Task —
Write out the material exactly, without any of its pictures.

[Stored data]
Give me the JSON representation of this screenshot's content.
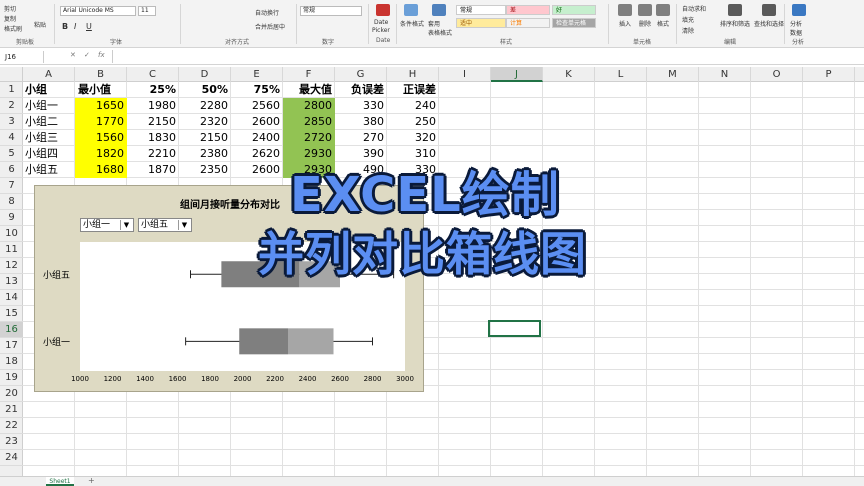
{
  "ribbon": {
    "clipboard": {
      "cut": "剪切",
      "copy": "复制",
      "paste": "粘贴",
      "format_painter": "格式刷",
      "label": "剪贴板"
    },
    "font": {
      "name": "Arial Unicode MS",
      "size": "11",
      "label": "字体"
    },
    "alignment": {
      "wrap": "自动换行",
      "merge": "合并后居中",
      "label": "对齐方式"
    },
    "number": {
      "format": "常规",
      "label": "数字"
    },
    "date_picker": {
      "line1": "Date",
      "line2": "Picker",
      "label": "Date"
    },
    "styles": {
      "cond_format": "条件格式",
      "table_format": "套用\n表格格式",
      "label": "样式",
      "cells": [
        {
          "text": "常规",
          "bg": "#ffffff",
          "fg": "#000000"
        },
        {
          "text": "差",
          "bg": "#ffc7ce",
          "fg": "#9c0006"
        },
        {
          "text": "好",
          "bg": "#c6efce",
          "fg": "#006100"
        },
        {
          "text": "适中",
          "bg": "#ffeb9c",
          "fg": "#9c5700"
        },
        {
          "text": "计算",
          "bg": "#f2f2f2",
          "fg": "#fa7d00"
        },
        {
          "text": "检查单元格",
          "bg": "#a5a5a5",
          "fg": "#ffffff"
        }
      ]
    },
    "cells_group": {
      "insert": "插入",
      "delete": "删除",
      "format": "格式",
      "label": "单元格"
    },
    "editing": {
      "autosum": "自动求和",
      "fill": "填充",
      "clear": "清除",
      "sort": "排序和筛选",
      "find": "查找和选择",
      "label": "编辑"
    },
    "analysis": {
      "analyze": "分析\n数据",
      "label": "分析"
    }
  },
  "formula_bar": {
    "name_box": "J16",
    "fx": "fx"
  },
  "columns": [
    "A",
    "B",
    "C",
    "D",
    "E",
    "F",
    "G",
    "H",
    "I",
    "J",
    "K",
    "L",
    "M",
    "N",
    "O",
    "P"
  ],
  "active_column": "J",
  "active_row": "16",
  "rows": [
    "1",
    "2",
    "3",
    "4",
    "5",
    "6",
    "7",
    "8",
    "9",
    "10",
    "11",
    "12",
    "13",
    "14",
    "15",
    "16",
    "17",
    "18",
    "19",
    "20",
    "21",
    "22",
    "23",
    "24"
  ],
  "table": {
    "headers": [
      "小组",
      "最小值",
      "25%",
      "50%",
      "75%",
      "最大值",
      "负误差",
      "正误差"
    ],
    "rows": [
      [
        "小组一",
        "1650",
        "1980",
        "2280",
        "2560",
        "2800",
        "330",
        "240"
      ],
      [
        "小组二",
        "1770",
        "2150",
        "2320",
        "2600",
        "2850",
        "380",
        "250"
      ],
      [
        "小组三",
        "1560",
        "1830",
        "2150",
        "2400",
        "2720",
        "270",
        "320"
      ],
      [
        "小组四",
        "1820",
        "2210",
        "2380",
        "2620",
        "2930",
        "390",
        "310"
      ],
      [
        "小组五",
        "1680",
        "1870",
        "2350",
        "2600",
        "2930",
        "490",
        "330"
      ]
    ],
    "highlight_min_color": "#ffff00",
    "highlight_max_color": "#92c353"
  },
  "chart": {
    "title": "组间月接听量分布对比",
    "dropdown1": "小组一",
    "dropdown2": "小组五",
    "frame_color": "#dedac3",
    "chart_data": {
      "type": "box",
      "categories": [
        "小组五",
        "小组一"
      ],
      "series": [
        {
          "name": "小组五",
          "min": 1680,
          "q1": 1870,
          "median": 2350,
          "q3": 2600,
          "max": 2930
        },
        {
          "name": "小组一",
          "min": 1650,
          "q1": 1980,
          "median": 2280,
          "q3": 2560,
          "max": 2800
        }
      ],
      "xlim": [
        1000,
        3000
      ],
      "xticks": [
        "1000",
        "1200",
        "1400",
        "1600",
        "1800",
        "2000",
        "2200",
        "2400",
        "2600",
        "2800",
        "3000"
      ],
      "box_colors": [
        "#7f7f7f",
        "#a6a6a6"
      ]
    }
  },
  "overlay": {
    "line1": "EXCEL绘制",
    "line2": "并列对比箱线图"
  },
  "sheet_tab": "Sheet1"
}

Result of this task —
Give me the JSON representation of this screenshot's content.
{
  "ribbon": {
    "clipboard": {
      "cut": "剪切",
      "copy": "复制",
      "paste": "粘贴",
      "format_painter": "格式刷",
      "label": "剪贴板"
    },
    "font": {
      "name": "Arial Unicode MS",
      "size": "11",
      "label": "字体"
    },
    "alignment": {
      "wrap": "自动换行",
      "merge": "合并后居中",
      "label": "对齐方式"
    },
    "number": {
      "format": "常规",
      "label": "数字"
    },
    "date_picker": {
      "line1": "Date",
      "line2": "Picker",
      "label": "Date"
    },
    "styles": {
      "cond_format": "条件格式",
      "table_format": "套用\n表格格式",
      "label": "样式",
      "cells": [
        {
          "text": "常规",
          "bg": "#ffffff",
          "fg": "#000000"
        },
        {
          "text": "差",
          "bg": "#ffc7ce",
          "fg": "#9c0006"
        },
        {
          "text": "好",
          "bg": "#c6efce",
          "fg": "#006100"
        },
        {
          "text": "适中",
          "bg": "#ffeb9c",
          "fg": "#9c5700"
        },
        {
          "text": "计算",
          "bg": "#f2f2f2",
          "fg": "#fa7d00"
        },
        {
          "text": "检查单元格",
          "bg": "#a5a5a5",
          "fg": "#ffffff"
        }
      ]
    },
    "cells_group": {
      "insert": "插入",
      "delete": "删除",
      "format": "格式",
      "label": "单元格"
    },
    "editing": {
      "autosum": "自动求和",
      "fill": "填充",
      "clear": "清除",
      "sort": "排序和筛选",
      "find": "查找和选择",
      "label": "编辑"
    },
    "analysis": {
      "analyze": "分析\n数据",
      "label": "分析"
    }
  },
  "formula_bar": {
    "name_box": "J16",
    "fx": "fx"
  },
  "columns": [
    "A",
    "B",
    "C",
    "D",
    "E",
    "F",
    "G",
    "H",
    "I",
    "J",
    "K",
    "L",
    "M",
    "N",
    "O",
    "P"
  ],
  "active_column": "J",
  "active_row": "16",
  "rows": [
    "1",
    "2",
    "3",
    "4",
    "5",
    "6",
    "7",
    "8",
    "9",
    "10",
    "11",
    "12",
    "13",
    "14",
    "15",
    "16",
    "17",
    "18",
    "19",
    "20",
    "21",
    "22",
    "23",
    "24"
  ],
  "table": {
    "headers": [
      "小组",
      "最小值",
      "25%",
      "50%",
      "75%",
      "最大值",
      "负误差",
      "正误差"
    ],
    "rows": [
      [
        "小组一",
        "1650",
        "1980",
        "2280",
        "2560",
        "2800",
        "330",
        "240"
      ],
      [
        "小组二",
        "1770",
        "2150",
        "2320",
        "2600",
        "2850",
        "380",
        "250"
      ],
      [
        "小组三",
        "1560",
        "1830",
        "2150",
        "2400",
        "2720",
        "270",
        "320"
      ],
      [
        "小组四",
        "1820",
        "2210",
        "2380",
        "2620",
        "2930",
        "390",
        "310"
      ],
      [
        "小组五",
        "1680",
        "1870",
        "2350",
        "2600",
        "2930",
        "490",
        "330"
      ]
    ],
    "highlight_min_color": "#ffff00",
    "highlight_max_color": "#92c353"
  },
  "chart": {
    "title": "组间月接听量分布对比",
    "dropdown1": "小组一",
    "dropdown2": "小组五",
    "frame_color": "#dedac3",
    "chart_data": {
      "type": "box",
      "categories": [
        "小组五",
        "小组一"
      ],
      "series": [
        {
          "name": "小组五",
          "min": 1680,
          "q1": 1870,
          "median": 2350,
          "q3": 2600,
          "max": 2930
        },
        {
          "name": "小组一",
          "min": 1650,
          "q1": 1980,
          "median": 2280,
          "q3": 2560,
          "max": 2800
        }
      ],
      "xlim": [
        1000,
        3000
      ],
      "xticks": [
        "1000",
        "1200",
        "1400",
        "1600",
        "1800",
        "2000",
        "2200",
        "2400",
        "2600",
        "2800",
        "3000"
      ],
      "box_colors": [
        "#7f7f7f",
        "#a6a6a6"
      ]
    }
  },
  "overlay": {
    "line1": "EXCEL绘制",
    "line2": "并列对比箱线图"
  },
  "sheet_tab": "Sheet1"
}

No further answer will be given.